Copy out each line exactly as it appears.

(Data entries for graphics)
---

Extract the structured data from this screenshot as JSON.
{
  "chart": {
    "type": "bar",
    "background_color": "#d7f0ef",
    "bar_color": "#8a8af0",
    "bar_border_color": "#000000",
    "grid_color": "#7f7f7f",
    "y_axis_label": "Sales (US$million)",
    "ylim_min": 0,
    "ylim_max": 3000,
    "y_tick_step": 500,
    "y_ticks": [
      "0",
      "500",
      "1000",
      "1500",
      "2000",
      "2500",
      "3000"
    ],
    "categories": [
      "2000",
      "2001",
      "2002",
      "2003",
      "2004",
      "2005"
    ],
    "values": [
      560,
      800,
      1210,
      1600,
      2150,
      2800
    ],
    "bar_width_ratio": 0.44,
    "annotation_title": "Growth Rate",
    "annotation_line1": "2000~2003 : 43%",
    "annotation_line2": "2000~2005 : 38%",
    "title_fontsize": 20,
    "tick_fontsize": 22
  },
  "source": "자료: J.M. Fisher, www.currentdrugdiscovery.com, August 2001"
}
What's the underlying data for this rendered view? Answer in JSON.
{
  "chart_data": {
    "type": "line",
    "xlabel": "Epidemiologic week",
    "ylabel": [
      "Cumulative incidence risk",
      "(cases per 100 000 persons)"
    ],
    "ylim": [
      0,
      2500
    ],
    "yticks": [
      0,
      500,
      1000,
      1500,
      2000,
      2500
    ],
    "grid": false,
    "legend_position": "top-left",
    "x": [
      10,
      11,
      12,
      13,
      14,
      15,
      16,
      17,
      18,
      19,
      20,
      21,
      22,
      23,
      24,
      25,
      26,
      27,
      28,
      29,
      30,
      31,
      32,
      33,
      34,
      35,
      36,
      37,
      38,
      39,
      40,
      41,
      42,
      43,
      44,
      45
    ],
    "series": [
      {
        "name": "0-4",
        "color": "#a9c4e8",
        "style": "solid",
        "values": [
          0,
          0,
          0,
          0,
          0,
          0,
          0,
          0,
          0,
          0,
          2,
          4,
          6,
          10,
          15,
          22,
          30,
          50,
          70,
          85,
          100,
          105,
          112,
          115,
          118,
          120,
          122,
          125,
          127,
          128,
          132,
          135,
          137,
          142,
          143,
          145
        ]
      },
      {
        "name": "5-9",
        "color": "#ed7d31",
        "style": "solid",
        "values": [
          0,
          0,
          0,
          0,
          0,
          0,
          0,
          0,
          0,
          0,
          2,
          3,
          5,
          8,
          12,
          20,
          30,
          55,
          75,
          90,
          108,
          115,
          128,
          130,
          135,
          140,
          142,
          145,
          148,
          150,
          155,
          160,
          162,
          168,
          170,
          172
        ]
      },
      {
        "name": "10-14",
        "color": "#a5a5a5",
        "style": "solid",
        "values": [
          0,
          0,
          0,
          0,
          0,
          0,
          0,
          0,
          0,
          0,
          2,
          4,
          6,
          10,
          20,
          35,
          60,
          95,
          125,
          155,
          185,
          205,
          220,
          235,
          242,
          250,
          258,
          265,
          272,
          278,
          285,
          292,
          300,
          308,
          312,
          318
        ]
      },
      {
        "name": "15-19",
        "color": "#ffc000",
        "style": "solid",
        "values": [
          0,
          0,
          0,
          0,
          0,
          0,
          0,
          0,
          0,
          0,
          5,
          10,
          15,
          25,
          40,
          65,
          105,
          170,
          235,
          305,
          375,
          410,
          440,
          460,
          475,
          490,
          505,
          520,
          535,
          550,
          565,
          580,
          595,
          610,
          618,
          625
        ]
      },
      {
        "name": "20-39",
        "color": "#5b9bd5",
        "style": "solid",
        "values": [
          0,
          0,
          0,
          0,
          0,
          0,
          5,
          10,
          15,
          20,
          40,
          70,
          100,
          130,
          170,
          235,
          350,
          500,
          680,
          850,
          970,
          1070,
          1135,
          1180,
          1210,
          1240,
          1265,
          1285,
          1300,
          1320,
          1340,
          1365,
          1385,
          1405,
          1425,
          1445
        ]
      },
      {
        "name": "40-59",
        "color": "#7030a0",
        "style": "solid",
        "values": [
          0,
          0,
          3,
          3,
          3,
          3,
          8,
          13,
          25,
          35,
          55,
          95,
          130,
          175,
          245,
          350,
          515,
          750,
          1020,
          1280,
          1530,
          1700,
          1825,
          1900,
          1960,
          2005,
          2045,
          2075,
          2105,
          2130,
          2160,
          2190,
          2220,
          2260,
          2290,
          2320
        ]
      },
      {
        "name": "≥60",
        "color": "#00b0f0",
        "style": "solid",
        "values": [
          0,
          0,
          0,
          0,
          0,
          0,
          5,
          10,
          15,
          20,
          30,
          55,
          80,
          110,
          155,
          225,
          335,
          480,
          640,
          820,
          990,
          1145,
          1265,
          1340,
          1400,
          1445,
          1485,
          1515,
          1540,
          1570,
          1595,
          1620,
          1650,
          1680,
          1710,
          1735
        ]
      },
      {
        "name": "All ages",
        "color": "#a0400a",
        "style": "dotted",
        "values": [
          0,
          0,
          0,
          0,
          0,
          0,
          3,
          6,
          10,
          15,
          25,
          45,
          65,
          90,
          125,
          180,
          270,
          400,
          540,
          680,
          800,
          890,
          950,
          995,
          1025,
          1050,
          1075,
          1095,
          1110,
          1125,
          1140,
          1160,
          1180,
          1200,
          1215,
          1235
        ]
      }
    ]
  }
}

---

> **Exercise solution**
Extract the structured data from this screenshot as JSON.
{
  "chart": {
    "type": "bar",
    "background_color": "#d7f0ef",
    "bar_color": "#8a8af0",
    "bar_border_color": "#000000",
    "grid_color": "#7f7f7f",
    "y_axis_label": "Sales (US$million)",
    "ylim_min": 0,
    "ylim_max": 3000,
    "y_tick_step": 500,
    "y_ticks": [
      "0",
      "500",
      "1000",
      "1500",
      "2000",
      "2500",
      "3000"
    ],
    "categories": [
      "2000",
      "2001",
      "2002",
      "2003",
      "2004",
      "2005"
    ],
    "values": [
      560,
      800,
      1210,
      1600,
      2150,
      2800
    ],
    "bar_width_ratio": 0.44,
    "annotation_title": "Growth Rate",
    "annotation_line1": "2000~2003 : 43%",
    "annotation_line2": "2000~2005 : 38%",
    "title_fontsize": 20,
    "tick_fontsize": 22
  },
  "source": "자료: J.M. Fisher, www.currentdrugdiscovery.com, August 2001"
}
What's the underlying data for this rendered view? Answer in JSON.
{
  "chart_data": {
    "type": "line",
    "xlabel": "Epidemiologic week",
    "ylabel": [
      "Cumulative incidence risk",
      "(cases per 100 000 persons)"
    ],
    "ylim": [
      0,
      2500
    ],
    "yticks": [
      0,
      500,
      1000,
      1500,
      2000,
      2500
    ],
    "grid": false,
    "legend_position": "top-left",
    "x": [
      10,
      11,
      12,
      13,
      14,
      15,
      16,
      17,
      18,
      19,
      20,
      21,
      22,
      23,
      24,
      25,
      26,
      27,
      28,
      29,
      30,
      31,
      32,
      33,
      34,
      35,
      36,
      37,
      38,
      39,
      40,
      41,
      42,
      43,
      44,
      45
    ],
    "series": [
      {
        "name": "0-4",
        "color": "#a9c4e8",
        "style": "solid",
        "values": [
          0,
          0,
          0,
          0,
          0,
          0,
          0,
          0,
          0,
          0,
          2,
          4,
          6,
          10,
          15,
          22,
          30,
          50,
          70,
          85,
          100,
          105,
          112,
          115,
          118,
          120,
          122,
          125,
          127,
          128,
          132,
          135,
          137,
          142,
          143,
          145
        ]
      },
      {
        "name": "5-9",
        "color": "#ed7d31",
        "style": "solid",
        "values": [
          0,
          0,
          0,
          0,
          0,
          0,
          0,
          0,
          0,
          0,
          2,
          3,
          5,
          8,
          12,
          20,
          30,
          55,
          75,
          90,
          108,
          115,
          128,
          130,
          135,
          140,
          142,
          145,
          148,
          150,
          155,
          160,
          162,
          168,
          170,
          172
        ]
      },
      {
        "name": "10-14",
        "color": "#a5a5a5",
        "style": "solid",
        "values": [
          0,
          0,
          0,
          0,
          0,
          0,
          0,
          0,
          0,
          0,
          2,
          4,
          6,
          10,
          20,
          35,
          60,
          95,
          125,
          155,
          185,
          205,
          220,
          235,
          242,
          250,
          258,
          265,
          272,
          278,
          285,
          292,
          300,
          308,
          312,
          318
        ]
      },
      {
        "name": "15-19",
        "color": "#ffc000",
        "style": "solid",
        "values": [
          0,
          0,
          0,
          0,
          0,
          0,
          0,
          0,
          0,
          0,
          5,
          10,
          15,
          25,
          40,
          65,
          105,
          170,
          235,
          305,
          375,
          410,
          440,
          460,
          475,
          490,
          505,
          520,
          535,
          550,
          565,
          580,
          595,
          610,
          618,
          625
        ]
      },
      {
        "name": "20-39",
        "color": "#5b9bd5",
        "style": "solid",
        "values": [
          0,
          0,
          0,
          0,
          0,
          0,
          5,
          10,
          15,
          20,
          40,
          70,
          100,
          130,
          170,
          235,
          350,
          500,
          680,
          850,
          970,
          1070,
          1135,
          1180,
          1210,
          1240,
          1265,
          1285,
          1300,
          1320,
          1340,
          1365,
          1385,
          1405,
          1425,
          1445
        ]
      },
      {
        "name": "40-59",
        "color": "#7030a0",
        "style": "solid",
        "values": [
          0,
          0,
          3,
          3,
          3,
          3,
          8,
          13,
          25,
          35,
          55,
          95,
          130,
          175,
          245,
          350,
          515,
          750,
          1020,
          1280,
          1530,
          1700,
          1825,
          1900,
          1960,
          2005,
          2045,
          2075,
          2105,
          2130,
          2160,
          2190,
          2220,
          2260,
          2290,
          2320
        ]
      },
      {
        "name": "≥60",
        "color": "#00b0f0",
        "style": "solid",
        "values": [
          0,
          0,
          0,
          0,
          0,
          0,
          5,
          10,
          15,
          20,
          30,
          55,
          80,
          110,
          155,
          225,
          335,
          480,
          640,
          820,
          990,
          1145,
          1265,
          1340,
          1400,
          1445,
          1485,
          1515,
          1540,
          1570,
          1595,
          1620,
          1650,
          1680,
          1710,
          1735
        ]
      },
      {
        "name": "All ages",
        "color": "#a0400a",
        "style": "dotted",
        "values": [
          0,
          0,
          0,
          0,
          0,
          0,
          3,
          6,
          10,
          15,
          25,
          45,
          65,
          90,
          125,
          180,
          270,
          400,
          540,
          680,
          800,
          890,
          950,
          995,
          1025,
          1050,
          1075,
          1095,
          1110,
          1125,
          1140,
          1160,
          1180,
          1200,
          1215,
          1235
        ]
      }
    ]
  }
}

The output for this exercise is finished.